O que faz com que os solos argilosos sejam mais férteis que os arenosos?
Além do que foi explicado acima sobre o acúmulo de matéria orgânica, existe outra característica que deve ser considerada: a CTC (capacidade de troca catiônica), que nada mais é do que a quantidade cátions (íons positivos, como Ca2+, Mg2+, H+ e Al3+ por exemplo) retidos na superfície dos coloides do solo, como as argilas. É uma forma de se mensurar o quão reativo é o meu solo e o quanto ele pode ser fértil com os manejos adequados. Podemos dizer que quanto maior a CTC, maior o potencial produtivo do solo (comparando-se com condições edáfoclimáticas semelhantes).
Os solos do Cerrado são, naturalmente, bastante intemperizados. Isso é o resultado de altas temperaturas e grandes volumes de chuvas agindo sobre as áreas goianas e “desgastando” as partículas constituintes dos solos. Exemplo: solos de climas temperados contêm argilas do tipo 2:1 (como a vermiculita com CTC de 150 cmolc/dm3), enquanto nos nossos solos de clima tropical predominam argilas do tipo 1:1 (como a caulinita de CTC de 8 cmolc/dm3) ou óxidos de ferro ou alumínio com CTC de 4 cmolc/dm3. Assim sendo, nota-se que as argilas predominantes em nossas terras são menos reativas, mas ainda é possível ter produtividades elevadas em áreas com alta porcentagem de argila no resultado da análise de solo. O grande desafio está em regiões com teor de argila menor que 25%. Nesses solos, acumular matéria orgânica é a maior oportunidade de produzir, porque a reatividade que o solo tem (considerando como CTC) é, em sua maior grandeza, oriunda da matéria orgânica. Estudos demonstram que áreas com argissolos e latossolos (mais predominantes no Cerrado) chegam a ter 90% da CTC sendo oriunda da matéria orgânica e não da argila.
O que acontecesse com a CTC se dobrar a % de argila? E se aumentar 1% na matéria orgânica?
Se considerar uma situação hipotética: solo com 25% de argila; 2,5% de matéria orgânica e CTC de 6 cmolc/dm3, sendo a CTC da argila de 7 cmolc/dm3 e da matéria orgânica de 150 cmolc/dm3. Se fosse possível dobrar a quantidade de argila no solo, a CTC iria para 7,25 cmolc/dm3, o que representaria um aumento de 30%. Porém, isso não acontece no campo. Ao fazer uma análise de solo e pedir a avaliação da granulometria (% de areia, silte e argila), obtêm-se um resultado que, se tiver sido coletado e mensurado corretamente, não se altera. Se seu solo tem 25% de argila nesse ano, daqui 10 anos também terá!

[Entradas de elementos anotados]
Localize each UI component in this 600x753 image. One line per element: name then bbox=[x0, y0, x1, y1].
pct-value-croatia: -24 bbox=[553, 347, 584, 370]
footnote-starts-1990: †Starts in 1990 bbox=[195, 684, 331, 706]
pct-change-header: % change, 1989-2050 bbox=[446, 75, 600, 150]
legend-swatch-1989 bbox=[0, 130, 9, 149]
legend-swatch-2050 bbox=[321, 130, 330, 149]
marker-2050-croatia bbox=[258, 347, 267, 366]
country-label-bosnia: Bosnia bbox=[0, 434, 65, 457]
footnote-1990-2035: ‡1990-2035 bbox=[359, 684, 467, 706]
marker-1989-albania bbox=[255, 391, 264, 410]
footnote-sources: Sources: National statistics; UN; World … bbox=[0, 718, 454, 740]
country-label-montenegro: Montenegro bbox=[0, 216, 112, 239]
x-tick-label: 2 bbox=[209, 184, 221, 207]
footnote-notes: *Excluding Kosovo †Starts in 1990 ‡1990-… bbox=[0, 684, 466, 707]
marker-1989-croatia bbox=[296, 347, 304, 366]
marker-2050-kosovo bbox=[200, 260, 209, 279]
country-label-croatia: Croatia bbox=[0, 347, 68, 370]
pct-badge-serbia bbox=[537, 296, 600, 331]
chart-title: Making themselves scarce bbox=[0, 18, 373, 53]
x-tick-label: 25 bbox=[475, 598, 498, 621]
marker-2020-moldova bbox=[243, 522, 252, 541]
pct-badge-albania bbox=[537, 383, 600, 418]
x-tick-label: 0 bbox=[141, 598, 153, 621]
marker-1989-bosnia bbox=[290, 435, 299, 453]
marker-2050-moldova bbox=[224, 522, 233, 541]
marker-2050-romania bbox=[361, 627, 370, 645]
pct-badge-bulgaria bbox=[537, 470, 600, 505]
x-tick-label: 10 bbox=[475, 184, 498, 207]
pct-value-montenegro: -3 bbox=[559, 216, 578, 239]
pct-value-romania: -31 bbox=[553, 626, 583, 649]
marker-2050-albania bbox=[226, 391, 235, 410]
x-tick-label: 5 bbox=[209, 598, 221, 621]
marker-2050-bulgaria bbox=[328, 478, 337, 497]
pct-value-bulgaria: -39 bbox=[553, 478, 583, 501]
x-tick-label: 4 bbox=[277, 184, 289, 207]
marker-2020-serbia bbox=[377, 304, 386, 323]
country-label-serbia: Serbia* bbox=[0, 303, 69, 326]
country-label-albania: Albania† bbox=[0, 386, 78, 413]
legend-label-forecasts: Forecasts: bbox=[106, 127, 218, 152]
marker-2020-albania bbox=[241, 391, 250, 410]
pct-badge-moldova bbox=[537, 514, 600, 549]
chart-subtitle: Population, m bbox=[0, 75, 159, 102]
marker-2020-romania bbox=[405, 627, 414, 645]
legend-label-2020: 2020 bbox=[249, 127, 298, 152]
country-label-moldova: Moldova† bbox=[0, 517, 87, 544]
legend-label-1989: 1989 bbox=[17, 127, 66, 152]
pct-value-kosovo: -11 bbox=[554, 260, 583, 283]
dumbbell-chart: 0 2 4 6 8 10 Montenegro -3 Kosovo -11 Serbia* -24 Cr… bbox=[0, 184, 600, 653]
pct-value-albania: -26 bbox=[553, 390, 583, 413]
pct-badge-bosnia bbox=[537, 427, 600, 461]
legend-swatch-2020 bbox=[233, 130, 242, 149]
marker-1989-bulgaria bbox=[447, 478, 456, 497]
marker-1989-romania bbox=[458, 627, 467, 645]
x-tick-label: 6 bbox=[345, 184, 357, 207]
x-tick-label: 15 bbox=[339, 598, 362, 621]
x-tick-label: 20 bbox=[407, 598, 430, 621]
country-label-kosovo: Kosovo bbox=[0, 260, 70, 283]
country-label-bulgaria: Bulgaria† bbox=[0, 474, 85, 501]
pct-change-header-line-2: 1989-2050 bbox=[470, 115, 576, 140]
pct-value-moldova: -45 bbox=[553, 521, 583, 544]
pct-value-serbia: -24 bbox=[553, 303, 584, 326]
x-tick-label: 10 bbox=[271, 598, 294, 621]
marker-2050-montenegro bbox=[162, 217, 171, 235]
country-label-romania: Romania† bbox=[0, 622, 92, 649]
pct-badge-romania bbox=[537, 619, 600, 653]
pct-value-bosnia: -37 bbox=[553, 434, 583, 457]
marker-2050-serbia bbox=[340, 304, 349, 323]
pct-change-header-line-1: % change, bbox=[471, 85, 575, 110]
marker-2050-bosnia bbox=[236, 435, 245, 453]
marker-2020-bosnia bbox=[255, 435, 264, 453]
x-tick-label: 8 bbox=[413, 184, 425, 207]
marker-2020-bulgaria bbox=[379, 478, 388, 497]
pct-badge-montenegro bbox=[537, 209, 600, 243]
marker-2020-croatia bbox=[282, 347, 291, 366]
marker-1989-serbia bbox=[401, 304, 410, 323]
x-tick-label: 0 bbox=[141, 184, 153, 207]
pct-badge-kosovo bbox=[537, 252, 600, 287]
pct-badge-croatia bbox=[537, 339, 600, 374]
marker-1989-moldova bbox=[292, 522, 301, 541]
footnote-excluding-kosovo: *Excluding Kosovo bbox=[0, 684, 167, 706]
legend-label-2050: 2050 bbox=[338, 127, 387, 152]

## Tarefas do exercício
a) Segundo o texto sobre fertilidade do solo, por que acumular matéria orgânica é a maior oportunidade de produção em solos com teor de argila menor que 25%? Responda em uma a três frases.
b) Qual é a CTC da caulinita indicada no texto sobre fertilidade do solo?
c) Devolva, sem alterações, o trecho do texto sobre fertilidade do solo que vai de "O que acontecesse" até "anos também terá!", inclusive.
Baseie-se somente no texto sobre fertilidade do solo.

## Respostas por tarefa
a) Porque, nesses solos, a reatividade considerada como CTC vem, em sua maior parte, da matéria orgânica. O texto cita estudos mostrando que, em argissolos e latossolos, até 90% da CTC tem origem na matéria orgânica, e não na argila.

b) 8 cmolc/dm3.

c)
O que acontecesse com a CTC se dobrar a % de argila? E se aumentar 1% na matéria orgânica?
Se considerar uma situação hipotética: solo com 25% de argila; 2,5% de matéria orgânica e CTC de 6 cmolc/dm3, sendo a CTC da argila de 7 cmolc/dm3 e da matéria orgânica de 150 cmolc/dm3. Se fosse possível dobrar a quantidade de argila no solo, a CTC iria para 7,25 cmolc/dm3, o que representaria um aumento de 30%. Porém, isso não acontece no campo. Ao fazer uma análise de solo e pedir a avaliação da granulometria (% de areia, silte e argila), obtêm-se um resultado que, se tiver sido coletado e mensurado corretamente, não se altera. Se seu solo tem 25% de argila nesse ano, daqui 10 anos também terá!